[HN Gopher] Principal Component Analysis Explained Visually
       ___________________________________________________________________
        
       Principal Component Analysis Explained Visually
        
       Author : xk3
       Score  : 83 points
       Date   : 2021-05-02 18:37 UTC (4 hours ago)
        
 (HTM) web link (setosa.io)
 (TXT) w3m dump (setosa.io)
        
       | quantstats wrote:
       | This article is relatively popular here (considering the topic).
       | Two previous discussions about it:
       | 
       | From 2015: https://news.ycombinator.com/item?id=9040266.
       | 
       | From 2017: https://news.ycombinator.com/item?id=14405665.
       | 
       | A more recent approach to visualizing high-dimensional data is
       | the t-SNE algorithm, which I normally use together with PCA when
       | exploring big data sets. If you're interested in the differences
       | between both methods, here's a really good answer:
       | https://stats.stackexchange.com/a/249520.
        
       | rcar wrote:
       | PCA is a cool technique mathematically, but in my many years of
       | building models, I've never seen it result in a more accurate
       | model. I could see it potentially being useful in situations
       | where you're forced to use a linear/logistic model since you're
       | going to have to do a lot of feature preprocessing, but tree
       | ensembles, NNs, etc. are all able to tease out pretty complicated
       | relationships among features on their own. Considering that PCA
       | also complicates things from a model interpretability point of
       | view, it feels to me like a method whose time has largely passed.
        
         | mcguire wrote:
         | By definition, it's going to result in a less accurate model,
         | unless you keep all of the dimensions or your data is very
         | weird, right? And NNs are going to complicate your
         | interpretability more?
        
         | ivalm wrote:
         | It is still a nice tool for projecting things (at least to
         | visualize) where you expect the data to be on a lower
         | dimensional hyperplane. I do agree in most cases t-SNE or UMAP
         | are better (esp if you don't care about distances).

Dataset items:
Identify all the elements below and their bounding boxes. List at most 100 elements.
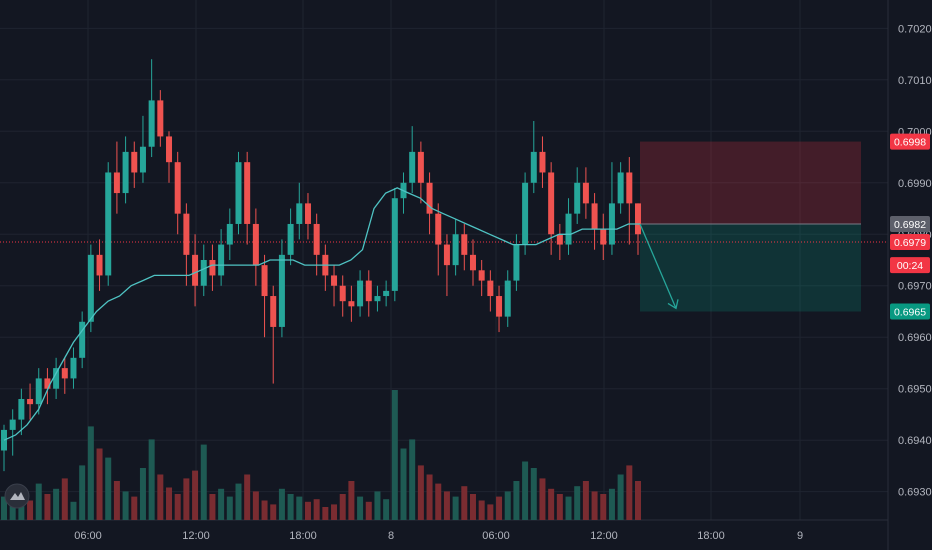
candle-body <box>582 182 589 204</box>
y-tick-label: 0.6970 <box>898 281 932 293</box>
volume-bar <box>313 499 320 520</box>
candle-body <box>183 213 190 255</box>
candle-body <box>122 151 129 194</box>
volume-bar <box>296 496 303 520</box>
y-tick-label: 0.6930 <box>898 487 932 499</box>
volume-bar <box>530 468 537 520</box>
candle-body <box>374 296 381 302</box>
volume-bar <box>452 496 459 520</box>
volume-bar <box>400 448 407 520</box>
volume-bar <box>44 494 51 520</box>
candle-body <box>18 399 25 420</box>
volume-bar <box>113 481 120 520</box>
candle-body <box>96 254 103 276</box>
volume-bar <box>79 465 86 520</box>
volume-bar <box>617 474 624 520</box>
x-tick-label: 8 <box>388 530 394 542</box>
volume-bar <box>53 488 60 520</box>
candle-body <box>383 290 390 297</box>
last-price-tag: 0.6979 <box>894 237 926 249</box>
candle-body <box>44 378 51 389</box>
candle-body <box>53 368 60 389</box>
volume-bar <box>487 504 494 520</box>
volume-bar <box>582 481 589 520</box>
candle-body <box>417 151 424 183</box>
volume-bar <box>218 488 225 520</box>
take-profit-zone <box>640 223 861 312</box>
candle-body <box>331 275 338 286</box>
volume-bar <box>61 478 68 520</box>
candle-body <box>313 223 320 255</box>
candle-body <box>235 162 242 224</box>
candle-body <box>261 265 268 297</box>
candle-body <box>504 280 511 317</box>
candle-body <box>565 213 572 245</box>
volume-bar <box>522 461 529 520</box>
volume-bar <box>96 448 103 520</box>
candle-body <box>105 172 112 276</box>
volume-bar <box>600 494 607 520</box>
candle-body <box>270 296 277 327</box>
volume-bar <box>244 474 251 520</box>
volume-bar <box>192 470 199 520</box>
x-tick-label: 12:00 <box>590 530 618 542</box>
candle-body <box>348 301 355 307</box>
volume-bar <box>574 486 581 520</box>
stop-price-tag-bg <box>890 133 930 150</box>
countdown-tag-bg <box>890 257 930 274</box>
volume-bar <box>9 504 16 520</box>
stop-loss-zone <box>640 141 861 224</box>
entry-price-tag-bg <box>890 215 930 232</box>
candle-body <box>287 223 294 255</box>
candle-body <box>174 162 181 214</box>
candle-body <box>539 151 546 173</box>
last-price-tag-bg <box>890 233 930 250</box>
volume-bar <box>496 496 503 520</box>
volume-bar <box>443 491 450 520</box>
candle-body <box>139 146 146 173</box>
candle-body <box>461 234 468 255</box>
candle-body <box>513 244 520 281</box>
candle-body <box>426 182 433 214</box>
volume-bar <box>461 486 468 520</box>
candle-body <box>209 260 216 276</box>
volume-bar <box>426 474 433 520</box>
volume-bar <box>226 496 233 520</box>
volume-bar <box>183 478 190 520</box>
volume-bar <box>18 491 25 520</box>
candle-body <box>452 234 459 266</box>
volume-bar <box>608 488 615 520</box>
candle-body <box>556 234 563 245</box>
candle-body <box>626 172 633 204</box>
volume-bar <box>270 504 277 520</box>
volume-bar <box>331 504 338 520</box>
volume-bar <box>417 465 424 520</box>
y-tick-label: 0.7010 <box>898 75 932 87</box>
candle-body <box>27 399 34 405</box>
candle-body <box>608 203 615 245</box>
volume-bar <box>435 483 442 520</box>
volume-bar <box>148 439 155 520</box>
candle-body <box>148 100 155 147</box>
x-tick-label: 9 <box>797 530 803 542</box>
candle-body <box>304 203 311 224</box>
volume-bar <box>348 481 355 520</box>
target-price-tag-bg <box>890 303 930 320</box>
volume-bar <box>374 491 381 520</box>
y-tick-label: 0.6940 <box>898 435 932 447</box>
volume-bar <box>261 500 268 520</box>
candle-body <box>278 254 285 327</box>
candle-body <box>591 203 598 230</box>
target-price-tag: 0.6965 <box>894 306 926 318</box>
candle-body <box>617 172 624 204</box>
candle-body <box>478 270 485 281</box>
candle-body <box>496 296 503 317</box>
volume-bar <box>478 500 485 520</box>
volume-bar <box>139 468 146 520</box>
candle-body <box>131 151 138 173</box>
candle-body <box>200 260 207 286</box>
volume-bar <box>252 491 259 520</box>
volume-bar <box>157 474 164 520</box>
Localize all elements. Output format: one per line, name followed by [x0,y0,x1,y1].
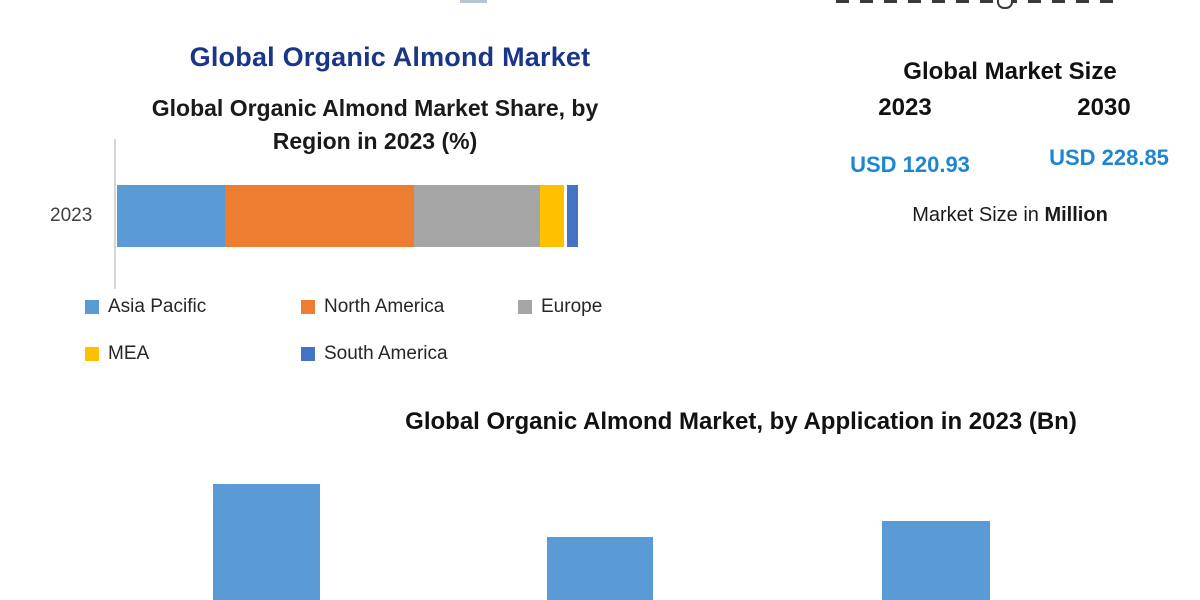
stacked-bar-2023 [117,185,578,247]
region-chart-title-line1: Global Organic Almond Market Share, by [151,95,599,121]
legend-label: MEA [108,343,150,364]
legend-swatch-icon [518,300,532,314]
axis-category-label: 2023 [50,205,93,226]
legend-swatch-icon [85,347,99,361]
year-label-2030: 2030 [1077,94,1131,121]
application-bar [882,521,990,600]
legend-label: Asia Pacific [108,296,207,317]
legend-item: South America [301,343,448,365]
clipped-letter-descender [997,0,1013,9]
y-axis-line [114,139,116,289]
legend-label: North America [324,296,445,317]
bar-segment-asia-pacific [117,185,226,247]
market-size-unit-note-regular: Market Size in [912,204,1045,226]
legend-swatch-icon [85,300,99,314]
legend-label: Europe [541,296,603,317]
legend-item: Europe [518,296,602,318]
legend-swatch-icon [301,300,315,314]
year-label-2023: 2023 [878,94,932,121]
application-chart-title: Global Organic Almond Market, by Applica… [405,408,1077,435]
bar-segment-south-america [563,185,578,247]
legend-swatch-icon [301,347,315,361]
market-value-2030: USD 228.85 [1049,145,1169,170]
bar-segment-north-america [225,185,414,247]
clipped-text-fragment-left [460,0,487,3]
legend-label: South America [324,343,448,364]
application-bar [547,537,653,600]
region-chart-title: Global Organic Almond Market Share, by R… [115,92,635,158]
global-market-size-heading: Global Market Size [903,58,1117,85]
market-size-unit-note: Market Size in Million [845,204,1175,227]
region-chart-title-line2: Region in 2023 (%) [272,128,478,154]
legend-item: Asia Pacific [85,296,206,318]
application-bar [213,484,320,600]
legend-item: North America [301,296,444,318]
bar-segment-europe [413,185,541,247]
clipped-text-fragment-right [836,0,1116,3]
market-value-2023: USD 120.93 [850,152,970,177]
bar-segment-mea [540,185,564,247]
legend-item: MEA [85,343,149,365]
page-title: Global Organic Almond Market [189,42,591,72]
market-size-unit-note-bold: Million [1044,204,1108,226]
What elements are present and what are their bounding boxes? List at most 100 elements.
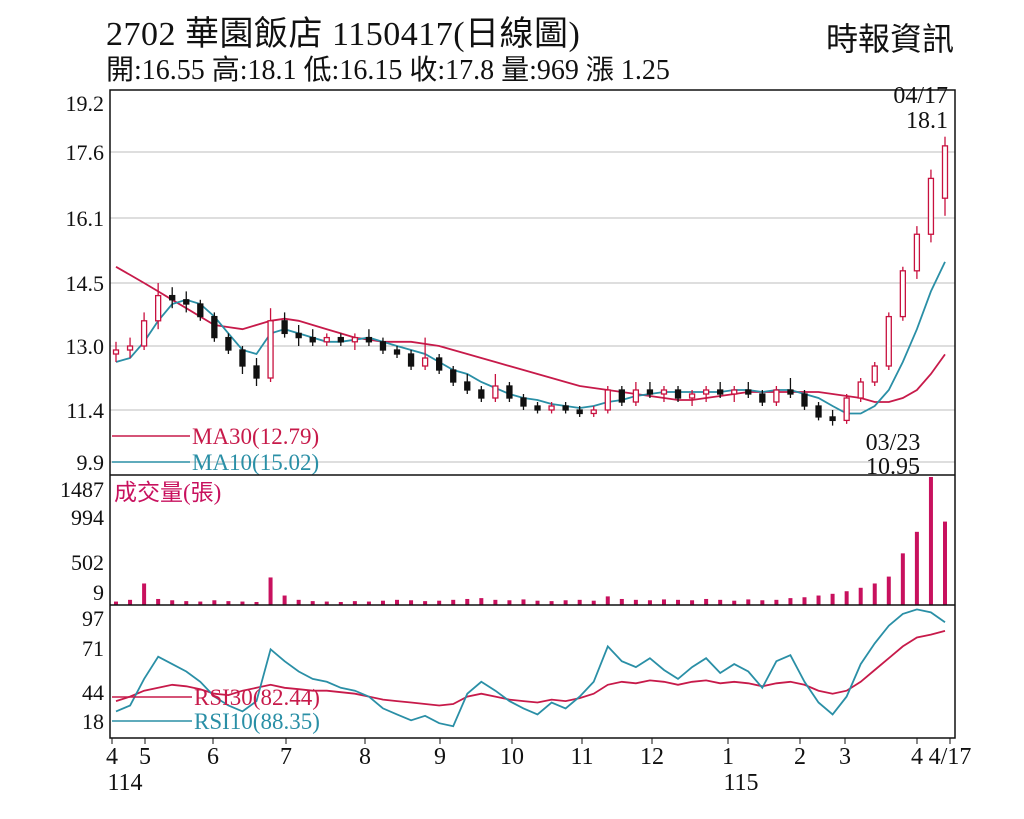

▶ Requests:
a) List the usernames of everyone who posted a comment in the PCA discussion thread.
b) Continue the PCA discussion thread from the point where it stops.

▶ Solved problems:
a) quantstats, rcar, mcguire, ivalm

b)
        
         | a-dub wrote:
         | i can think of a few places where it's useful:
         | 
         | if you know that your data comes from a stationary
         | distribution, you can use it as a compression technique which
         | reduces the computational demands on your model. sure,
         | computing the initial svd or covariance matrix is expensive,
         | but once you have it, the projection is just a matrix multiply
         | and a vector subtraction. (with the reverse being the same)
         | 
         | if you have some high dimensional data and you just want to
         | look at it, it's a pretty good start. not only does it give you
         | a sense for whether higher dimensions are just noise (by
         | looking at the eigenspectrums) it also makes low dimensional
         | plots possible.
         | 
         | pca, cca and ica have been around for a very long time. i doubt
         | "their time has passed."
         | 
         | but who knows, maybe i'm wrong.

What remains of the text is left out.